# Task brief:
All of the data needs to be repeated exactly.

— start of Data supplied —

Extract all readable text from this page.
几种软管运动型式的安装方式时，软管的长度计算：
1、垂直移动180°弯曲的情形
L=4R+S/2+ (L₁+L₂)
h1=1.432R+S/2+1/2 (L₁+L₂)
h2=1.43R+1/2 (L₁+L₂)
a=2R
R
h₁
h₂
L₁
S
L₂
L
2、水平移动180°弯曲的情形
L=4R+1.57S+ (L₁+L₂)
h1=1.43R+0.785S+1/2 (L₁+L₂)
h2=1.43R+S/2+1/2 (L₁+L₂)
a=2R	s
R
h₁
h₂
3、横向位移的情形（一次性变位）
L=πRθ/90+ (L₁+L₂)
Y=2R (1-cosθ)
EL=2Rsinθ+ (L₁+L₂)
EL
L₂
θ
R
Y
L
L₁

— end of Data supplied —

# The output:
Extract all readable text from this page.
几种软管运动型式的安装方式时，软管的长度计算：
1、垂直移动180°弯曲的情形
L=4R+S/2+ (L₁+L₂)
h1=1.432R+S/2+1/2 (L₁+L₂)
h2=1.43R+1/2 (L₁+L₂)
a=2R
R
h₁
h₂
L₁
S
L₂
L
2、水平移动180°弯曲的情形
L=4R+1.57S+ (L₁+L₂)
h1=1.43R+0.785S+1/2 (L₁+L₂)
h2=1.43R+S/2+1/2 (L₁+L₂)
a=2R	s
R
h₁
h₂
3、横向位移的情形（一次性变位）
L=πRθ/90+ (L₁+L₂)
Y=2R (1-cosθ)
EL=2Rsinθ+ (L₁+L₂)
EL
L₂
θ
R
Y
L
L₁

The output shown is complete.